===== Reading passage =====

In PacifiCare Life & Health Ins. Co. v. Jones (No. G053914, filed 9/20/18), a California appeals court upheld the California Insurance Commissioner’s authority to impose a $173 million penalty on a health insurer based on a finding of multiple violations of the State’s Insurance Code and insurance regulations.
In PacifiCare, the Insurance Commissioner, Dave Jones, imposed the fines after finding 900,000 violations of the Unfair Insurance Practices Act (Ins. Code §§ 790, et seq., “UIPA”). Insurance Code Section 790.03(h) prohibits sixteen specific “unfair claims settlement practices” when “[k]nowingly commit[ed] or perform[ed] with such frequency as to indicate a general business practice,” and section 790.10 expressly authorizes the Commissioner to adopt regulations related to implementation of the UIPA.
In response, PacifiCare obtained an injunction barring the enforcement of regulations the Commissioner had relied on in specifying the particular violations, which were: California Code of Regulations, Title 10, section 2695.1(a), stating that a violation occurs when the prohibited settlement practice is either “knowingly committed on a single occasion,” or “performed with such frequency as to indicate a general business practice;” section 2695.2(l) defining the word “[k]nowingly” to include implied and constructive knowledge; and section 2695.2(y) defining the word “[w]illful” without requiring any specific intent to cause harm or violate the law.
The main thrust of PacifiCare’s argument was that the regulations were facially invalid because they were inconsistent with Insurance Code section 790.03(h), which governs only a pattern of knowing violations, and not the commission of any single violation.
The appeals court disagreed. First, the court pointed to the general rule that a statutory or regulatory enactment is presumed valid and that an administrative agency’s determinations should be accorded deference. The PacifiCare court then explained why even if no deference were due the Commissioner’s interpretation of the statutory language, his interpretation was correct.

=====

### Task A
Extract from the PacifiCare case summary the passage that begins at the words "In PacifiCare, the" and stops after the words "of the UIPA.", copying it word for word.
### Task B
Write a continuation of the summary of the PacifiCare insurance penalty ruling, picking up after its last sentence.

===== Records shown =====

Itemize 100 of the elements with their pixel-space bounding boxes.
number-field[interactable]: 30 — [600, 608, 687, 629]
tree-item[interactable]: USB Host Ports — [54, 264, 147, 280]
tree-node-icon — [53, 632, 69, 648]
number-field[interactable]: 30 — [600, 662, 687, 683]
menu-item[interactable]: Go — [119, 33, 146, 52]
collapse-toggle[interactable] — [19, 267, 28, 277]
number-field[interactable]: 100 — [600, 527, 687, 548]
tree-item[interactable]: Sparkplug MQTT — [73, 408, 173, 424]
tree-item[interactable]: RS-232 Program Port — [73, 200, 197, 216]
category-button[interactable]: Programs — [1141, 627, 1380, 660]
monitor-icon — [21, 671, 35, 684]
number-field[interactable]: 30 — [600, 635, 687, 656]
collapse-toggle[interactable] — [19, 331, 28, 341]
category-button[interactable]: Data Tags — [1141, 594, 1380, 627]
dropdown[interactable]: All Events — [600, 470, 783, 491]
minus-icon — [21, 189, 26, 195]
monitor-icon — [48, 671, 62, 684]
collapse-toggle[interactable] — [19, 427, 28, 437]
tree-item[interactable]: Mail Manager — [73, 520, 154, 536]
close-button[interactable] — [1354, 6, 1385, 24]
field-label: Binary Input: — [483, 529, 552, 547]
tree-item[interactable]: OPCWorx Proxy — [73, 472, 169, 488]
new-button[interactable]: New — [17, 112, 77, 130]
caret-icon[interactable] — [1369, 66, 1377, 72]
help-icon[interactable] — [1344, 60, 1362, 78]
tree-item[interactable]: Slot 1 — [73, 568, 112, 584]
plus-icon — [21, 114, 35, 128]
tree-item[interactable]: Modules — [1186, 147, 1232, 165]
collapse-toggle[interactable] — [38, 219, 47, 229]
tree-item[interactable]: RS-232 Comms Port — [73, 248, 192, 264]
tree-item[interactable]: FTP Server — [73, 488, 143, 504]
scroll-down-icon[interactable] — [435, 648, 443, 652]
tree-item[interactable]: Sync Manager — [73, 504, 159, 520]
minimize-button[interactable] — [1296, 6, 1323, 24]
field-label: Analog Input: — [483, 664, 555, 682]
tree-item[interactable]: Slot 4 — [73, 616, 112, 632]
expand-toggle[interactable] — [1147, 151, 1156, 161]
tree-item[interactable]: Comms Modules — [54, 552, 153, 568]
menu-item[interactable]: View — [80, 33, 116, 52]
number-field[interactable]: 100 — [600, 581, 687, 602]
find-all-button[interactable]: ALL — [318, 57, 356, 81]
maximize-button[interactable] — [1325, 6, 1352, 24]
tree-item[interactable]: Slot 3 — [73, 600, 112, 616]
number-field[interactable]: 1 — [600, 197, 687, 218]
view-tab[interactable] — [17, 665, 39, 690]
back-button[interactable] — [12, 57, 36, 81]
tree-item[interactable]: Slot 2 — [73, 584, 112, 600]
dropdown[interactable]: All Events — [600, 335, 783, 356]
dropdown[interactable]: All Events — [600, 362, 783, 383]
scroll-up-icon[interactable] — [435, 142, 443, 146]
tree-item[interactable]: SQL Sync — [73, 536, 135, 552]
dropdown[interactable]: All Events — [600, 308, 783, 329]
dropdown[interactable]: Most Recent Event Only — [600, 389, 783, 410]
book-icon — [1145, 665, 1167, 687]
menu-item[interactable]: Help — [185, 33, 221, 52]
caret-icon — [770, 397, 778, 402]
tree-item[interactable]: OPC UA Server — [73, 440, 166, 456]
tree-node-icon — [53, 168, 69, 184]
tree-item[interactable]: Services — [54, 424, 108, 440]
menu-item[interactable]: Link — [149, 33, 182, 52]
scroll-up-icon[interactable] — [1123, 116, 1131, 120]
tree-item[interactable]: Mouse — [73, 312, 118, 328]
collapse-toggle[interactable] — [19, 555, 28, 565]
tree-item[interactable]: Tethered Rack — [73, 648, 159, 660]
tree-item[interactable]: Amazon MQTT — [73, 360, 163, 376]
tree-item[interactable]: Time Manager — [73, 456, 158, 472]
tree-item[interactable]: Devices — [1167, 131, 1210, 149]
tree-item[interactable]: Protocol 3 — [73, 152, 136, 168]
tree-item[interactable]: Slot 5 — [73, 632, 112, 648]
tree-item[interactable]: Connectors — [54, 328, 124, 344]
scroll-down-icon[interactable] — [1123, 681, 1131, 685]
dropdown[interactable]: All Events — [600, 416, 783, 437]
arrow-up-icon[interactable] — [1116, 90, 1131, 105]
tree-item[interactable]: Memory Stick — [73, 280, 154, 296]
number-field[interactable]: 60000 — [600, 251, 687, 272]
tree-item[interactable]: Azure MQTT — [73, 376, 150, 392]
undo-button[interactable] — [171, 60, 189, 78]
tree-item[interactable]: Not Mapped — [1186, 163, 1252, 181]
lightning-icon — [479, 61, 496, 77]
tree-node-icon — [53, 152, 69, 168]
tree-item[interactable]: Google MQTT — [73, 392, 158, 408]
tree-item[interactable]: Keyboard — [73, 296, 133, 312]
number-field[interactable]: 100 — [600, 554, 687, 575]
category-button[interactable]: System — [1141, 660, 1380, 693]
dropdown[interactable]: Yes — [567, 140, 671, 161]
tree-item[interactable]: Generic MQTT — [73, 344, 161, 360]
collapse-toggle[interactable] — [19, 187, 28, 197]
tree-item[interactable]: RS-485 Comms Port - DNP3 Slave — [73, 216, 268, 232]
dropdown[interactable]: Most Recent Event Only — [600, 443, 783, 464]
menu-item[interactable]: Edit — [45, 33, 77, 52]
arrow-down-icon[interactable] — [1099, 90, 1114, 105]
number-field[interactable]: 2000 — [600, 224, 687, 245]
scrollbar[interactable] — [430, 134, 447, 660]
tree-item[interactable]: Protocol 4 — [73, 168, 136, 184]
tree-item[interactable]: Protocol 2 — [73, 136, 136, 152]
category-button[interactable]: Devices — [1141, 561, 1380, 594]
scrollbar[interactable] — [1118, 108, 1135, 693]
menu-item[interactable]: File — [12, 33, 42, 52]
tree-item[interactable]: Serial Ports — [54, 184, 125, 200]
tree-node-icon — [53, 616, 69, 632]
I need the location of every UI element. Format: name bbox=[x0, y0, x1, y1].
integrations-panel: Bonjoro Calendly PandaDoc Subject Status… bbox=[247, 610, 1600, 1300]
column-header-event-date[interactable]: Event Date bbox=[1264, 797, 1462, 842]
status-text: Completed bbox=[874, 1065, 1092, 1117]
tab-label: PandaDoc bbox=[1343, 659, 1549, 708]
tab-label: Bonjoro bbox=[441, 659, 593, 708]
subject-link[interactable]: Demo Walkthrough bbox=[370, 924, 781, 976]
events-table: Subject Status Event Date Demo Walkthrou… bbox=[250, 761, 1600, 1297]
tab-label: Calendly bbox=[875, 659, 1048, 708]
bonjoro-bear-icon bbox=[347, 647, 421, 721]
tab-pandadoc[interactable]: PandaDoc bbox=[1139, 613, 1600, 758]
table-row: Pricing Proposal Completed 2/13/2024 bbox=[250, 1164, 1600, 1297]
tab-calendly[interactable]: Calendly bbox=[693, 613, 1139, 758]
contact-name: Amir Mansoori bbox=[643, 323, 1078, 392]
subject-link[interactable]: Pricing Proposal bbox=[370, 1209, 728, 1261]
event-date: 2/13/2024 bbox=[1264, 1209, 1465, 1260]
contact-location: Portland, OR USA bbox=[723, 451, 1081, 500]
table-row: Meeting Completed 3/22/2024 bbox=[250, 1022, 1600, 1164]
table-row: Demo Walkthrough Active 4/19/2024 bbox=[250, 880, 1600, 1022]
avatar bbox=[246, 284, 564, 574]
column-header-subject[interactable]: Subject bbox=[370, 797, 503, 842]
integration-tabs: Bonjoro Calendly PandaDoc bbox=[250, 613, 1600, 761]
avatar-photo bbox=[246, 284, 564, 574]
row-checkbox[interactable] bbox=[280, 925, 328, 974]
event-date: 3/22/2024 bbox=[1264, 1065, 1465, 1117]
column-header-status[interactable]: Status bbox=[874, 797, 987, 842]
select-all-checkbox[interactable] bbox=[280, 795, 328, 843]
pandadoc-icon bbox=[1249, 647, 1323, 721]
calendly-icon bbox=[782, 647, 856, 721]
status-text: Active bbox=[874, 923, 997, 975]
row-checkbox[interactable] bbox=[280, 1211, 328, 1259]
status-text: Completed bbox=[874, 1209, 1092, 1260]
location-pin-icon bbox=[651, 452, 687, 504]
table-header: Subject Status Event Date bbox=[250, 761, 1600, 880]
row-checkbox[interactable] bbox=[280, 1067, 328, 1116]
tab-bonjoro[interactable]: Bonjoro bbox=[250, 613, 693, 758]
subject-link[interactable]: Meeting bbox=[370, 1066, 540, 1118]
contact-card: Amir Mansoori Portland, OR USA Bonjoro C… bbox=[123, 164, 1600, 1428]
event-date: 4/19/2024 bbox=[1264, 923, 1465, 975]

=====

### Response box A
In PacifiCare, the Insurance Commissioner, Dave Jones, imposed the fines after finding 900,000 violations of the Unfair Insurance Practices Act (Ins. Code §§ 790, et seq., “UIPA”). Insurance Code Section 790.03(h) prohibits sixteen specific “unfair claims settlement practices” when “[k]nowingly commit[ed] or perform[ed] with such frequency as to indicate a general business practice,” and section 790.10 expressly authorizes the Commissioner to adopt regulations related to implementation of the UIPA.

### Response box B
Specifically, the court found that the decision in Royal Globe Ins. Co. v. Superior Court (1979) 23 Cal.3d. 880, binding on the point. The PacifiCare court pointed out that Royal Globe held that section 790.03(h) can be violated by an insurer’s single knowing act. The PacifiCare court noted that although Royal Globe had been overruled in Moradi-Shalal v. Fireman’s Fund Ins. Companies (1988) 46 Cal.3d 287, Moradi-Shalal did so only with respect to Royal Globe’s holding that section 790.03(h) established a private right of action in favor of a third party.
The PacifiCare court said that this was confirmed in Zhang v. Superior Court(2013) 57 Cal.4th 364, which held that Moradi-Shalal “confined itself to succinctly repudiating Royal Globe’s discernment of a private right of action.” Therefore, the PacifiCare court stated that “[b]ecause we find Moradi-Shalal did not overrule Royal Globe on the issue of whether a single violation, knowingly committed, would qualify as an unfair claim settlement practice under section 790.03(h), its negative commentary on the point is not binding precedent as we consider the issue.”
Not satisfied to merely rely on the result on Royal Globe, the PacifiCare court then explained the basis for the holding. The PacifiCare court said that the authority to enforce individual violations was shown by the Legislature’s variance from the National Association of Insurance Commissioners’ model unfair insurance practices legislation wording in having added the word “knowingly.” According to the PacifiCare court, insertion of the word “knowingly” signaled that the Legislature intended to grant the Insurance Commissioner authority to separately enforce both “general business practices” and “knowing” practices, which could be committed singly.
The court said that PacifiCare’s interpretation of section 790.03(h) “is not only internally problematic, it also stands in contrast to virtually every other statute the Legislature has enacted in connection with (1) enforcement of the Insurance Code against insurers generally; (2) enforcement of the UIPA in particular; and (3) the imposition of administrative penalties against insurers in other contexts. We consequently reject that interpretation in favor of what we believe to be the interpretation more consistent with the overall statutory and regulatory scheme.”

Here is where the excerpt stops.